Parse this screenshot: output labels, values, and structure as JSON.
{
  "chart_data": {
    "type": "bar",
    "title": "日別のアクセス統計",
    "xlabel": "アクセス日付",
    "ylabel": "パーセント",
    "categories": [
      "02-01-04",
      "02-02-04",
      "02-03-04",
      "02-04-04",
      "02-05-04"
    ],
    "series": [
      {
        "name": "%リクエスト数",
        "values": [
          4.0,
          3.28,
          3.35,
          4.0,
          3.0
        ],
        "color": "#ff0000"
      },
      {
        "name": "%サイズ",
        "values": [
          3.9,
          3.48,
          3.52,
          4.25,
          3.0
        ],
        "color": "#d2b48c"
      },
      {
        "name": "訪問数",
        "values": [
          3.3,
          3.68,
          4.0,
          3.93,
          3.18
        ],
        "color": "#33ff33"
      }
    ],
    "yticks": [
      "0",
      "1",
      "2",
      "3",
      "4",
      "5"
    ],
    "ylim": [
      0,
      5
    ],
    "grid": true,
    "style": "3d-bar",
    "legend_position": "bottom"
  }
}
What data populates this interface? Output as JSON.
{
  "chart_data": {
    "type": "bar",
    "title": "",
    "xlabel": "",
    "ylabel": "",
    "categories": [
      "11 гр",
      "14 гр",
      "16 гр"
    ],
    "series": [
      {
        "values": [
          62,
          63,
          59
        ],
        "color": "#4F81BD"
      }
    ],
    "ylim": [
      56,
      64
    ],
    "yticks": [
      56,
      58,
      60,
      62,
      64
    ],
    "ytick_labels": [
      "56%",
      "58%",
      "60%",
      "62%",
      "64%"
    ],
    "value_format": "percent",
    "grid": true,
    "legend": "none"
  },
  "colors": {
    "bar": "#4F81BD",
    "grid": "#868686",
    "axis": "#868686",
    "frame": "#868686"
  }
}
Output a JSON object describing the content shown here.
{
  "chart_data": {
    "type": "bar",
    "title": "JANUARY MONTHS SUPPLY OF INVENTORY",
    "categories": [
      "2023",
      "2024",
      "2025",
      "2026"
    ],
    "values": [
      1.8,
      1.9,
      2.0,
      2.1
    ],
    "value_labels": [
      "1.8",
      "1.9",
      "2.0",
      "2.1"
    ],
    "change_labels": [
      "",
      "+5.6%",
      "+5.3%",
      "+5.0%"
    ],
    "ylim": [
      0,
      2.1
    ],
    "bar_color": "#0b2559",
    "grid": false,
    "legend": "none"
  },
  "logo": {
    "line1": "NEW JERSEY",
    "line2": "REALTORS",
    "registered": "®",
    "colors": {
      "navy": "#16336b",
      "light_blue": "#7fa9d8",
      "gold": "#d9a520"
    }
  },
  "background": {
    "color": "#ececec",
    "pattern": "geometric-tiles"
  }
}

■ Task brief
Extract every line from the one containing "Output a JSON" to the end of the entries, including both of those lines, exactly as given and with nothing added.

■ Answer
Output a JSON object describing the content shown here.
{
  "chart_data": {
    "type": "bar",
    "title": "JANUARY MONTHS SUPPLY OF INVENTORY",
    "categories": [
      "2023",
      "2024",
      "2025",
      "2026"
    ],
    "values": [
      1.8,
      1.9,
      2.0,
      2.1
    ],
    "value_labels": [
      "1.8",
      "1.9",
      "2.0",
      "2.1"
    ],
    "change_labels": [
      "",
      "+5.6%",
      "+5.3%",
      "+5.0%"
    ],
    "ylim": [
      0,
      2.1
    ],
    "bar_color": "#0b2559",
    "grid": false,
    "legend": "none"
  },
  "logo": {
    "line1": "NEW JERSEY",
    "line2": "REALTORS",
    "registered": "®",
    "colors": {
      "navy": "#16336b",
      "light_blue": "#7fa9d8",
      "gold": "#d9a520"
    }
  },
  "background": {
    "color": "#ececec",
    "pattern": "geometric-tiles"
  }
}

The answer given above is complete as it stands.